# Problem
The entries below should be transcribed in their entirety, exactly as written.

+ + + + +

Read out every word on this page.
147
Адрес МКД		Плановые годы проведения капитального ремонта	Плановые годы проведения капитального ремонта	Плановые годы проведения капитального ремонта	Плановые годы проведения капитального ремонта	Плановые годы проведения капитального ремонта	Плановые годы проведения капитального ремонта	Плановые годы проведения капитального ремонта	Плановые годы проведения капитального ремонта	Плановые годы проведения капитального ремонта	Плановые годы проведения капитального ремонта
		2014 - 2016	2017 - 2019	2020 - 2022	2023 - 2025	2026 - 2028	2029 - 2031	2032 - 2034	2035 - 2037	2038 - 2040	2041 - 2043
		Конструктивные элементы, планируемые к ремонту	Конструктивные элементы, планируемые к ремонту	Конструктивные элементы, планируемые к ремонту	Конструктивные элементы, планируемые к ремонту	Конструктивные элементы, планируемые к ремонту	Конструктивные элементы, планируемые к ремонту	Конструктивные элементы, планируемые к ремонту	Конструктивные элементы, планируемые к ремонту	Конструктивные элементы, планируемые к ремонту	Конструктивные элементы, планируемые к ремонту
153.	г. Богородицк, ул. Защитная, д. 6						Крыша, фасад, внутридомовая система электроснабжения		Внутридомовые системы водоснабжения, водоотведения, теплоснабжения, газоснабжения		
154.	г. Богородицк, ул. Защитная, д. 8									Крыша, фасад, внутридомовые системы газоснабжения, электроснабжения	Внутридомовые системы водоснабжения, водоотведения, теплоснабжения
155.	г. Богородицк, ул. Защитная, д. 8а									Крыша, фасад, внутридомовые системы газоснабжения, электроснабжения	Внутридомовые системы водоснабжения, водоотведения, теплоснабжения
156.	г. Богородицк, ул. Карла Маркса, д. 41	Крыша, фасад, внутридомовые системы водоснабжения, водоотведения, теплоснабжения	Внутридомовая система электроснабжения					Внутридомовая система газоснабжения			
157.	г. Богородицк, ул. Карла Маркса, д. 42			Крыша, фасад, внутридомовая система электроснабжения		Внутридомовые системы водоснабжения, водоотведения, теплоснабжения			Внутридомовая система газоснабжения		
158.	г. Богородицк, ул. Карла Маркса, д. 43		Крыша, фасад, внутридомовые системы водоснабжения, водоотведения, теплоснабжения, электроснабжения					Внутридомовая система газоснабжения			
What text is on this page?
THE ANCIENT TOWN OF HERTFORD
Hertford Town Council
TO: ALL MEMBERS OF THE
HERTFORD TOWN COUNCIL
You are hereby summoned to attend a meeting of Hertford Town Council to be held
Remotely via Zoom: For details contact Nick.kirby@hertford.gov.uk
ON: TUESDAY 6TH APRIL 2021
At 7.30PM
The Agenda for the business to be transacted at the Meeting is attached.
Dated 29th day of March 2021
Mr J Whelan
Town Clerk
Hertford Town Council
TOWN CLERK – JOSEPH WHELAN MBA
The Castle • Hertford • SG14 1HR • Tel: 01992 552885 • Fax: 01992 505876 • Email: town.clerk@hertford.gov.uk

+ + + + +

# Full response
Read out every word on this page.
147
Адрес МКД		Плановые годы проведения капитального ремонта	Плановые годы проведения капитального ремонта	Плановые годы проведения капитального ремонта	Плановые годы проведения капитального ремонта	Плановые годы проведения капитального ремонта	Плановые годы проведения капитального ремонта	Плановые годы проведения капитального ремонта	Плановые годы проведения капитального ремонта	Плановые годы проведения капитального ремонта	Плановые годы проведения капитального ремонта
		2014 - 2016	2017 - 2019	2020 - 2022	2023 - 2025	2026 - 2028	2029 - 2031	2032 - 2034	2035 - 2037	2038 - 2040	2041 - 2043
		Конструктивные элементы, планируемые к ремонту	Конструктивные элементы, планируемые к ремонту	Конструктивные элементы, планируемые к ремонту	Конструктивные элементы, планируемые к ремонту	Конструктивные элементы, планируемые к ремонту	Конструктивные элементы, планируемые к ремонту	Конструктивные элементы, планируемые к ремонту	Конструктивные элементы, планируемые к ремонту	Конструктивные элементы, планируемые к ремонту	Конструктивные элементы, планируемые к ремонту
153.	г. Богородицк, ул. Защитная, д. 6						Крыша, фасад, внутридомовая система электроснабжения		Внутридомовые системы водоснабжения, водоотведения, теплоснабжения, газоснабжения		
154.	г. Богородицк, ул. Защитная, д. 8									Крыша, фасад, внутридомовые системы газоснабжения, электроснабжения	Внутридомовые системы водоснабжения, водоотведения, теплоснабжения
155.	г. Богородицк, ул. Защитная, д. 8а									Крыша, фасад, внутридомовые системы газоснабжения, электроснабжения	Внутридомовые системы водоснабжения, водоотведения, теплоснабжения
156.	г. Богородицк, ул. Карла Маркса, д. 41	Крыша, фасад, внутридомовые системы водоснабжения, водоотведения, теплоснабжения	Внутридомовая система электроснабжения					Внутридомовая система газоснабжения			
157.	г. Богородицк, ул. Карла Маркса, д. 42			Крыша, фасад, внутридомовая система электроснабжения		Внутридомовые системы водоснабжения, водоотведения, теплоснабжения			Внутридомовая система газоснабжения		
158.	г. Богородицк, ул. Карла Маркса, д. 43		Крыша, фасад, внутридомовые системы водоснабжения, водоотведения, теплоснабжения, электроснабжения					Внутридомовая система газоснабжения			
What text is on this page?
THE ANCIENT TOWN OF HERTFORD
Hertford Town Council
TO: ALL MEMBERS OF THE
HERTFORD TOWN COUNCIL
You are hereby summoned to attend a meeting of Hertford Town Council to be held
Remotely via Zoom: For details contact Nick.kirby@hertford.gov.uk
ON: TUESDAY 6TH APRIL 2021
At 7.30PM
The Agenda for the business to be transacted at the Meeting is attached.
Dated 29th day of March 2021
Mr J Whelan
Town Clerk
Hertford Town Council
TOWN CLERK – JOSEPH WHELAN MBA
The Castle • Hertford • SG14 1HR • Tel: 01992 552885 • Fax: 01992 505876 • Email: town.clerk@hertford.gov.uk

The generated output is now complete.